> Set task
Extract each line of the records below that contains the word "data".

Start

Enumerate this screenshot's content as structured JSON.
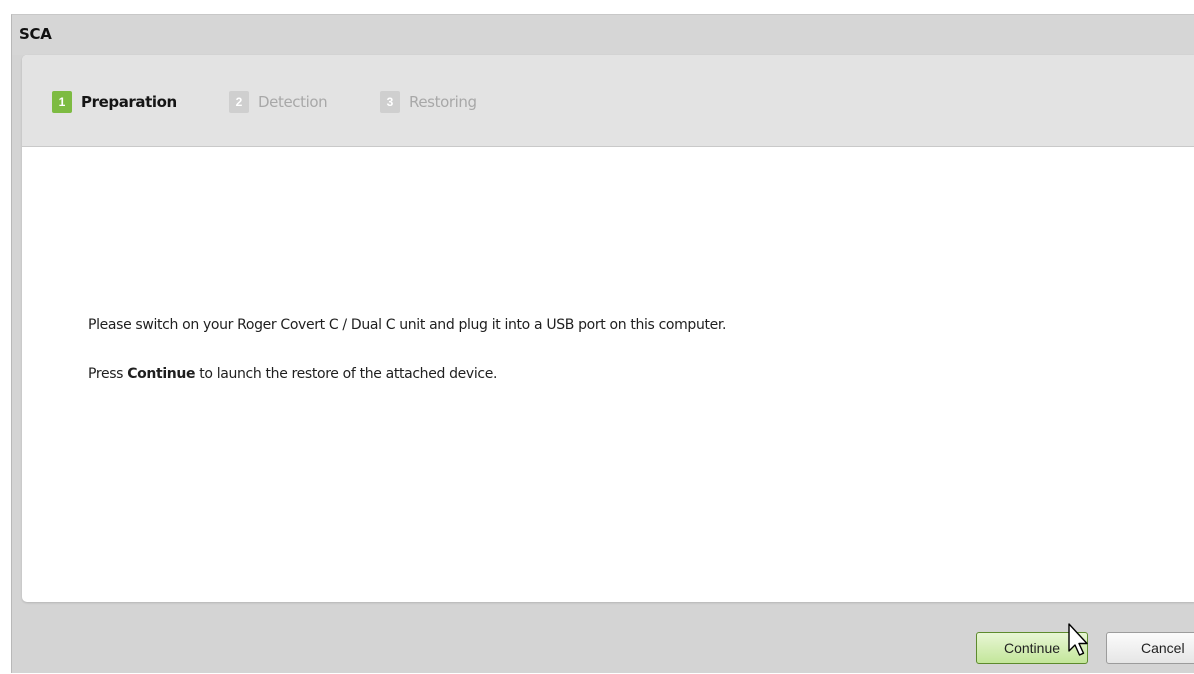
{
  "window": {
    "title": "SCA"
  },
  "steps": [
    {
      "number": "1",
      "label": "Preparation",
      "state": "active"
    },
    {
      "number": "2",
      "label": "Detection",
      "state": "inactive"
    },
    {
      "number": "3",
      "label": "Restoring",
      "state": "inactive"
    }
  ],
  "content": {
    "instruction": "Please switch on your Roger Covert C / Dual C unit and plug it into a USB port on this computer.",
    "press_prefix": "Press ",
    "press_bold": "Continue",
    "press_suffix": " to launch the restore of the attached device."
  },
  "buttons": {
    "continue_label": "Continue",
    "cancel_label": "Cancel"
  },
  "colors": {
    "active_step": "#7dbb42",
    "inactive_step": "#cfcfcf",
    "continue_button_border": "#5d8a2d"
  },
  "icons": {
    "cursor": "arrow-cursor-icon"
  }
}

End
Start

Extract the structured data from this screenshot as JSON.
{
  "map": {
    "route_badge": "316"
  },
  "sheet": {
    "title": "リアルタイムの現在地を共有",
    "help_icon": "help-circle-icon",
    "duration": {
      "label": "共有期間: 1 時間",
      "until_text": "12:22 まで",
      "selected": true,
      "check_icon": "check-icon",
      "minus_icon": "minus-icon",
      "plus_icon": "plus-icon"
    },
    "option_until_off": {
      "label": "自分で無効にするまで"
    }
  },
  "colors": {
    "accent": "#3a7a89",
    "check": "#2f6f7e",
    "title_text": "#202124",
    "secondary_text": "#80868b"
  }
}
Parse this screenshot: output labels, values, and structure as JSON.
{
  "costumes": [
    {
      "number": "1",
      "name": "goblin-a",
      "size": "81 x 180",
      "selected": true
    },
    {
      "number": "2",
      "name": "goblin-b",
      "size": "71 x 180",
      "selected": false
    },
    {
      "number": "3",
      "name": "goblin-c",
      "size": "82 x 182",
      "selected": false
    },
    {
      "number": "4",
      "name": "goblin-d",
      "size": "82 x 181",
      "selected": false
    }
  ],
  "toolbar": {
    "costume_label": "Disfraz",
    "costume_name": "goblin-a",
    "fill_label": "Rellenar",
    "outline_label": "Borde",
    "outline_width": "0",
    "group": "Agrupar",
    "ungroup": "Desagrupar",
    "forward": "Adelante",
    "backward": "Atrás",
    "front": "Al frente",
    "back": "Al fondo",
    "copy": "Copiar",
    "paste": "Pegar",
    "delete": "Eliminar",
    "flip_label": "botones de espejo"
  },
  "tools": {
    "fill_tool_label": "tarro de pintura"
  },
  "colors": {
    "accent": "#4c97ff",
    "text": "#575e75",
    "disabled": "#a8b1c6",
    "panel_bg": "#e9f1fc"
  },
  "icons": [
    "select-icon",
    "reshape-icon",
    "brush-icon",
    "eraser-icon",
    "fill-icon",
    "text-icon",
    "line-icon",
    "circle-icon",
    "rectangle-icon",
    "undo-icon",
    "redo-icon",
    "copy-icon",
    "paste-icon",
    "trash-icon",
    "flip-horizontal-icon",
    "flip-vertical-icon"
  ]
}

End
Start

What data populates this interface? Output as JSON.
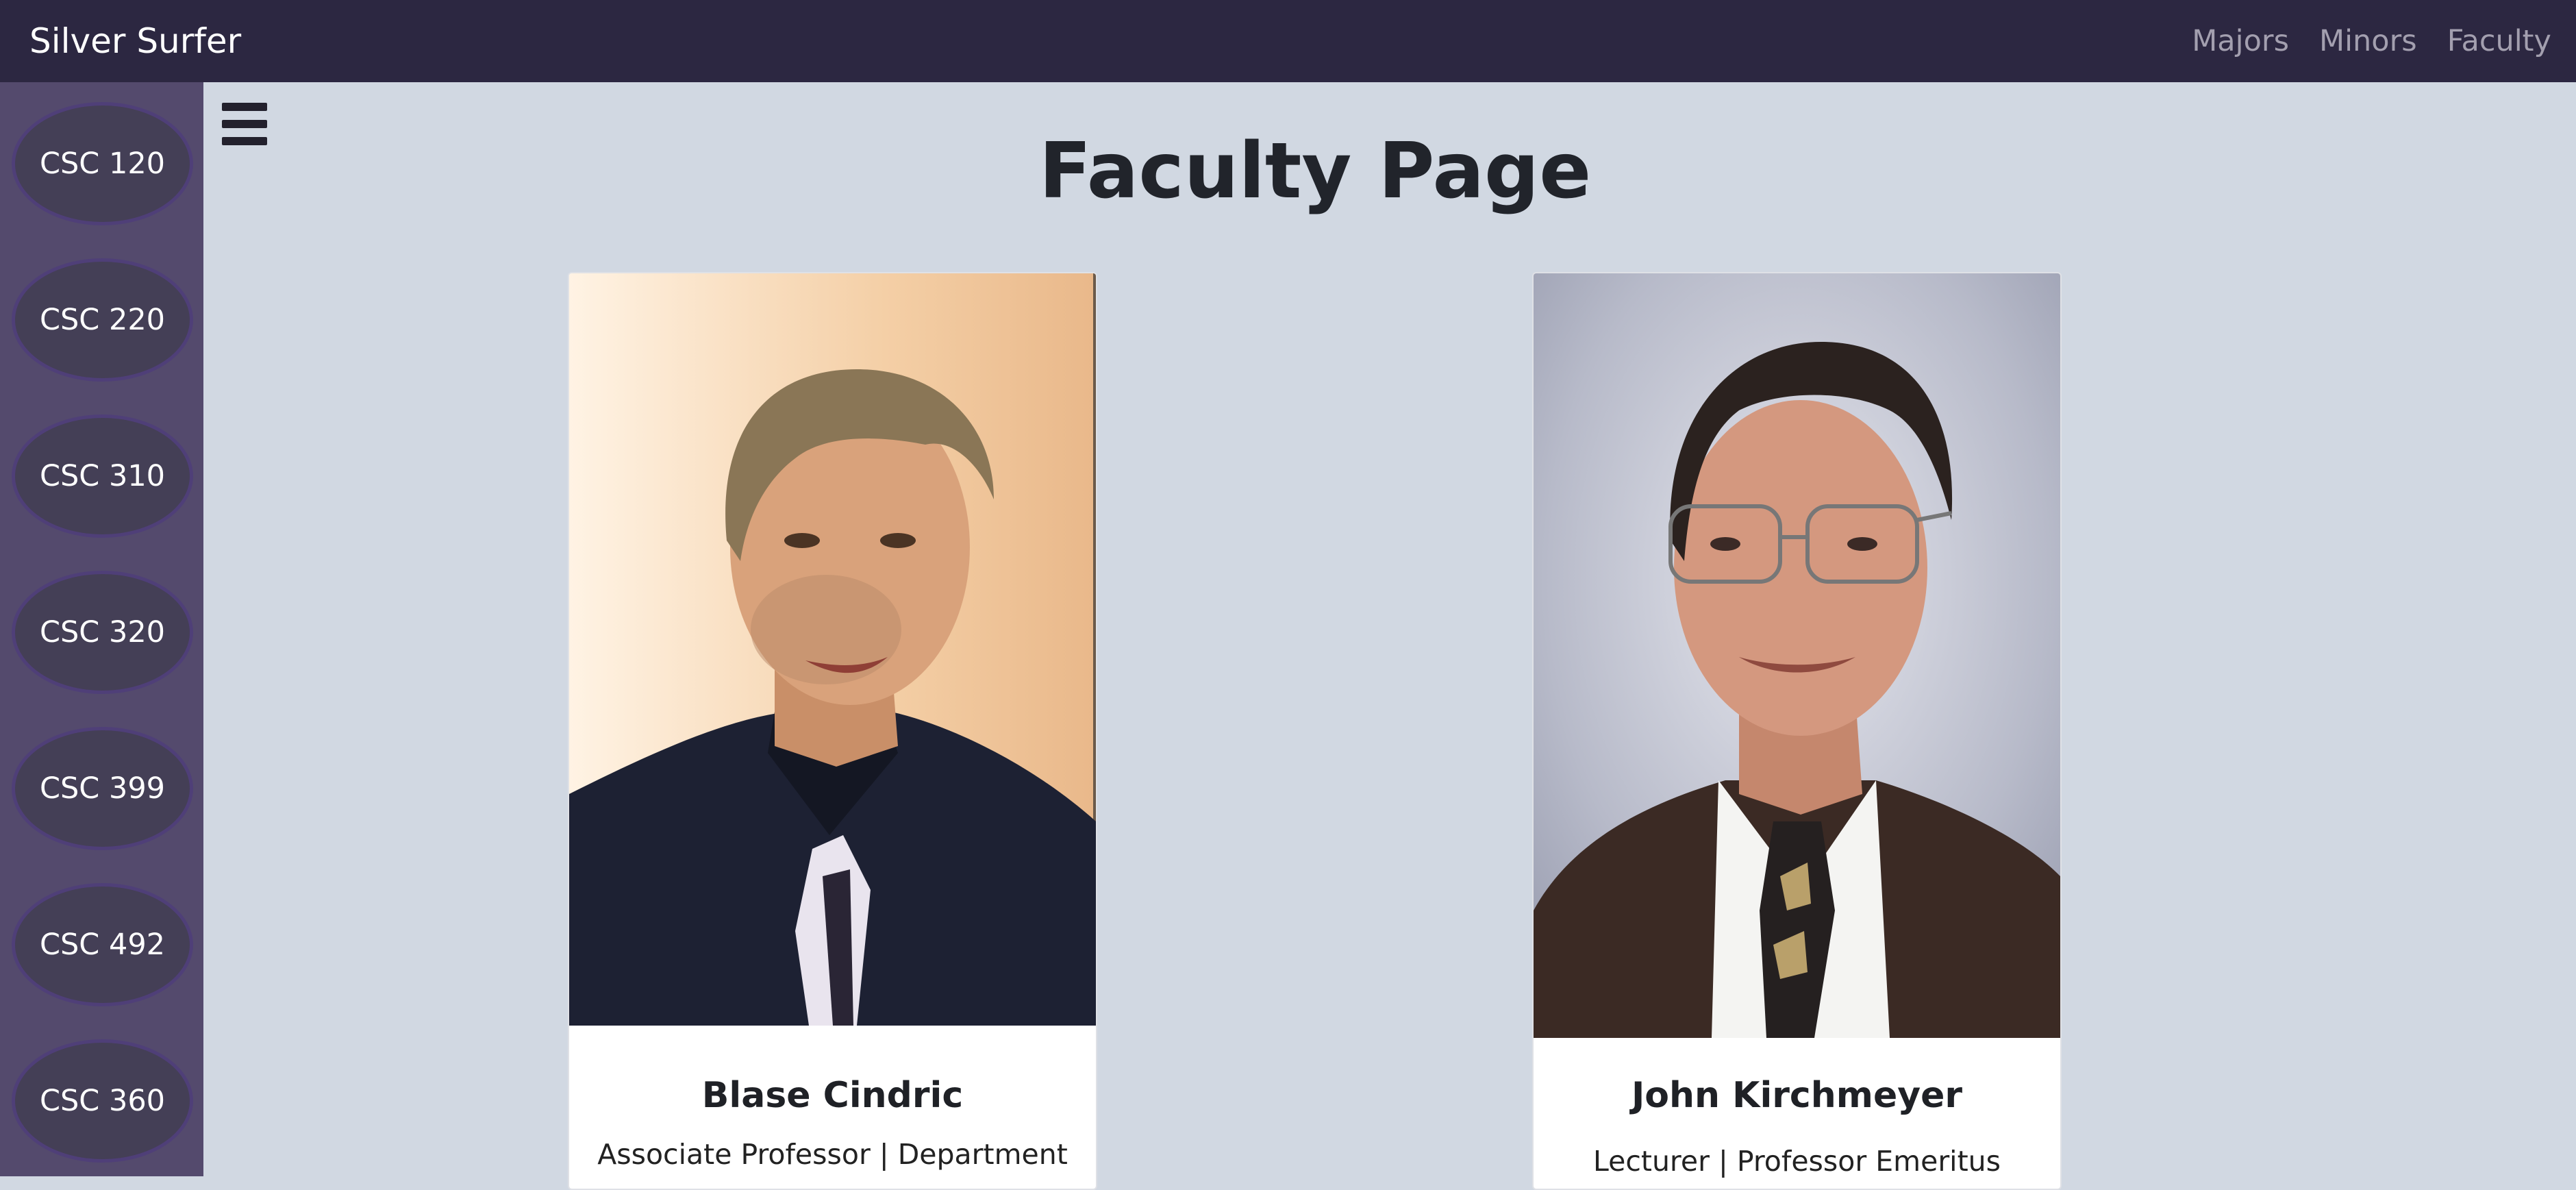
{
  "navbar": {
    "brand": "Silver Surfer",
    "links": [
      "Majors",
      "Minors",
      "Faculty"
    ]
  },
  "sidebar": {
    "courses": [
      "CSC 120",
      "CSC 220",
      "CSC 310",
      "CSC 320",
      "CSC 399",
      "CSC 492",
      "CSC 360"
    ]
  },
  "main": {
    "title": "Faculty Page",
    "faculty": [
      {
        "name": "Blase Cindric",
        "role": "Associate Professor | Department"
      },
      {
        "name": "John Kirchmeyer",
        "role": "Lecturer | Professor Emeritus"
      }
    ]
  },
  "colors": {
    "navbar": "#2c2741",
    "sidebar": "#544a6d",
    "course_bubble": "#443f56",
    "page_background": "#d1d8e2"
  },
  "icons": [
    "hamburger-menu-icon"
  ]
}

End

> Task solution
Extract the structured data from this screenshot as JSON.
What data populates this interface? Output as JSON.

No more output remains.